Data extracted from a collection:
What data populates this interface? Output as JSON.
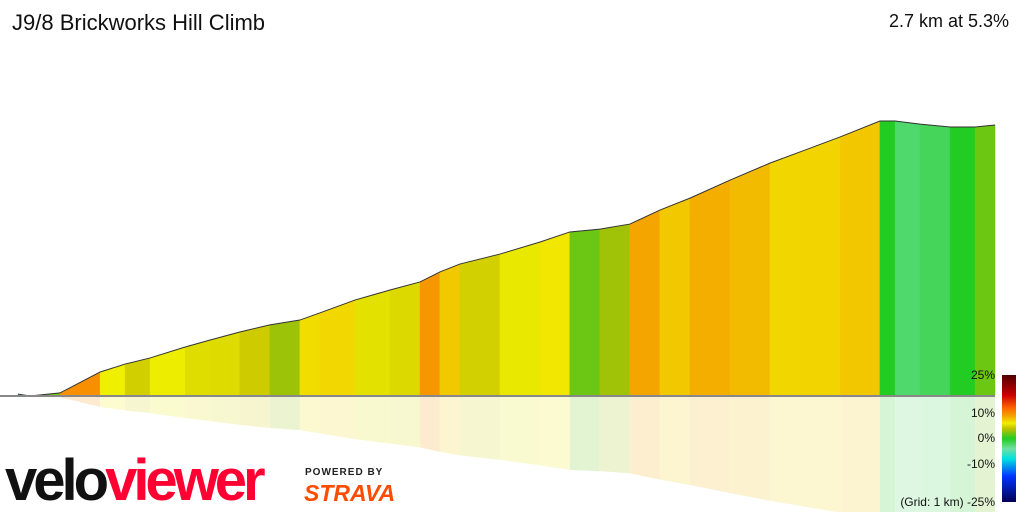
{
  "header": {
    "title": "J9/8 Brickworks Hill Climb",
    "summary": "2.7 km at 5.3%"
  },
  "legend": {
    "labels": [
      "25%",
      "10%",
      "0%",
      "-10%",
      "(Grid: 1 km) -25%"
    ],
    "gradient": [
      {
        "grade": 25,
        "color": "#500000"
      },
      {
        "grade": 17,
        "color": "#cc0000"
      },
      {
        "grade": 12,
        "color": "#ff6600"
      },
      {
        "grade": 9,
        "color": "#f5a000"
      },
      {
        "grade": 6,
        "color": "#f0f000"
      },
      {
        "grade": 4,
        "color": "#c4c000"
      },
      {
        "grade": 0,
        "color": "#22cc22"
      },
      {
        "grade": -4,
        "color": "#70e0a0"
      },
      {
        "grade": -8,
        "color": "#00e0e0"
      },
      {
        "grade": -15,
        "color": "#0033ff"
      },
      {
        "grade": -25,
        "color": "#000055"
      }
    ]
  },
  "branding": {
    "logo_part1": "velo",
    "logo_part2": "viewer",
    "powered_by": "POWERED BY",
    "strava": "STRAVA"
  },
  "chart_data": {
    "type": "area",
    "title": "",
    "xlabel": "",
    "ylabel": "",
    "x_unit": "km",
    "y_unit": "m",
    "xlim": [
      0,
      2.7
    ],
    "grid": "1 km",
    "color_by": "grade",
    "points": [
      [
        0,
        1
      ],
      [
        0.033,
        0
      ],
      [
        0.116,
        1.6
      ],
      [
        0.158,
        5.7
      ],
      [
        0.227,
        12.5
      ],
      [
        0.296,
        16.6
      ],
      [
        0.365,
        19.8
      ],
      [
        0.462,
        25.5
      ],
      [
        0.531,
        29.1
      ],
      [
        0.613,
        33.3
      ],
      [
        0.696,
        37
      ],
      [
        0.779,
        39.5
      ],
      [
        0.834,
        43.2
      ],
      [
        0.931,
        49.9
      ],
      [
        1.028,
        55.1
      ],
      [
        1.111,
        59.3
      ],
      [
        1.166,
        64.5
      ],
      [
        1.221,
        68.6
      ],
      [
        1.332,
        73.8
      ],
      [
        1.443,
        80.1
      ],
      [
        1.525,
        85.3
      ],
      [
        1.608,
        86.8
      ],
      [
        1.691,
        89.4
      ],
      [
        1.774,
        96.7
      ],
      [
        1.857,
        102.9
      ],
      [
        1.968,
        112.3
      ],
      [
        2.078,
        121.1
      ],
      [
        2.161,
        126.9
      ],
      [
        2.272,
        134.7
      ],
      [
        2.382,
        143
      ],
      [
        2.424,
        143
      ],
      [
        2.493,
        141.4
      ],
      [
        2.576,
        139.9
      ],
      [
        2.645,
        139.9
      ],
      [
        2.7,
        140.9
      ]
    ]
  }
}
--
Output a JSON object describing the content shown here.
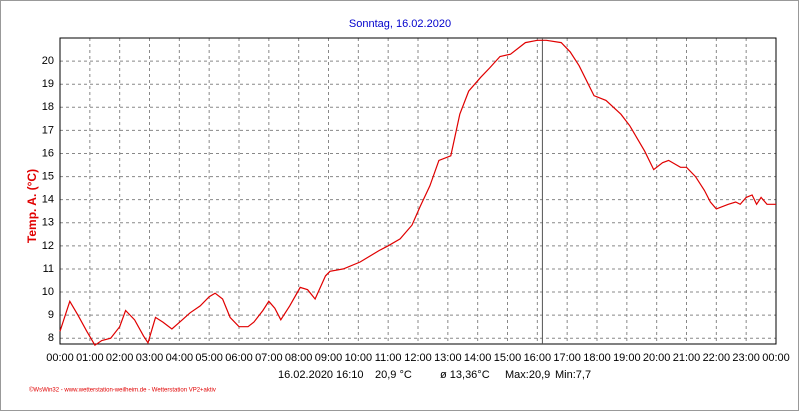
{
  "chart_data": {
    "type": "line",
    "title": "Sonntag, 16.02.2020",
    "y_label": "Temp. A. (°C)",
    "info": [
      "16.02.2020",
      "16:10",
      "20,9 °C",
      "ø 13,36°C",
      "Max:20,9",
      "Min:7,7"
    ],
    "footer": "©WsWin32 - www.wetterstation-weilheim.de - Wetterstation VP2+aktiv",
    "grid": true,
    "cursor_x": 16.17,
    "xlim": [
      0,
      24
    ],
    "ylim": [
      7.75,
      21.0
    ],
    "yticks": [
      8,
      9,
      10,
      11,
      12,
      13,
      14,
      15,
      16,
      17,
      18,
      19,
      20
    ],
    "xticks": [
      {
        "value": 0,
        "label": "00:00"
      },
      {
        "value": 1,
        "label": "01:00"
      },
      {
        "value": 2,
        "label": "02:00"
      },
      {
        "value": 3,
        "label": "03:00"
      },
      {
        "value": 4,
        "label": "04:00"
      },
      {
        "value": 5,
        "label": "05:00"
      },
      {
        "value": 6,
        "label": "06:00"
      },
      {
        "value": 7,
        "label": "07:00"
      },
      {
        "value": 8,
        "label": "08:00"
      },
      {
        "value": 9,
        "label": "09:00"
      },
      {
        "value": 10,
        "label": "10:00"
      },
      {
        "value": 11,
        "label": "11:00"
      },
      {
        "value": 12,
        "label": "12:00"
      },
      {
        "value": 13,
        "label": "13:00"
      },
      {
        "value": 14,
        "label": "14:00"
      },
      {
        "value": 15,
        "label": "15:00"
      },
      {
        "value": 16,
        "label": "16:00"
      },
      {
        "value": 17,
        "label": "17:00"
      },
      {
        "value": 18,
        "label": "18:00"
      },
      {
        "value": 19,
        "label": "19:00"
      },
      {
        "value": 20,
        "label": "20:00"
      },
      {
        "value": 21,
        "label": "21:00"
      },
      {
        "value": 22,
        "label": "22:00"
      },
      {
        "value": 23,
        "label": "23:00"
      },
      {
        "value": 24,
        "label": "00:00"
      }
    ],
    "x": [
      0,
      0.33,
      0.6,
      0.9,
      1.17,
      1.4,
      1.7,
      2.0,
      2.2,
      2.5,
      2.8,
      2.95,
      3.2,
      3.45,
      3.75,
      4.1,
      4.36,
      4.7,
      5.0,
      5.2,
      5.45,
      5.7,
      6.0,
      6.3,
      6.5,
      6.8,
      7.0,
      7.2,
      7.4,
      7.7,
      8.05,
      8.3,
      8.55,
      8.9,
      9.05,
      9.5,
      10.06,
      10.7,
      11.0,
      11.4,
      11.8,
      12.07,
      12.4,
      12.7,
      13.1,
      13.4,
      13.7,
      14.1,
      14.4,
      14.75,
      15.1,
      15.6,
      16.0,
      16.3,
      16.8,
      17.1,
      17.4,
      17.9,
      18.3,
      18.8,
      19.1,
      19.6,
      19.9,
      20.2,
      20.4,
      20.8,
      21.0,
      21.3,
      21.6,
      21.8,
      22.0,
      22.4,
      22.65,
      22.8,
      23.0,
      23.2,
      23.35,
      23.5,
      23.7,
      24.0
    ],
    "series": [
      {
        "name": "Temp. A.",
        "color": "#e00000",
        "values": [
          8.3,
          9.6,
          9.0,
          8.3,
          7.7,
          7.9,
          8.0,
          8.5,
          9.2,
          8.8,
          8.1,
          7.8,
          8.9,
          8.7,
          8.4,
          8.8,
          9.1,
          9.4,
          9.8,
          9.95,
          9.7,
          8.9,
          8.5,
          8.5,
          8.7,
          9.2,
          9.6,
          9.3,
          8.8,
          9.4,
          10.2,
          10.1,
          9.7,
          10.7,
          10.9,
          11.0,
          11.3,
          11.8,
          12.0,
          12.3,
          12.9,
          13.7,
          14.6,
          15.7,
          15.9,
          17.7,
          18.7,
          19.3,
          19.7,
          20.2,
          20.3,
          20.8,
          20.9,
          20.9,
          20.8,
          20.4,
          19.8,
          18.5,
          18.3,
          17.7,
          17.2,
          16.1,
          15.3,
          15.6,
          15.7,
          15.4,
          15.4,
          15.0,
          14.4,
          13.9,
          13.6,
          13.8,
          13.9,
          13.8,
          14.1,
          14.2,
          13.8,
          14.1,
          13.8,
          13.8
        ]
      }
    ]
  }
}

■ WRITTEN REQUEST
Identify the lines that contain the string "grade", and copy every one of them.

■ FINAL RESULT
        "grade": 25,
        "grade": 17,
        "grade": 12,
        "grade": 9,
        "grade": 6,
        "grade": 4,
        "grade": 0,
        "grade": -4,
        "grade": -8,
        "grade": -15,
        "grade": -25,
    "color_by": "grade",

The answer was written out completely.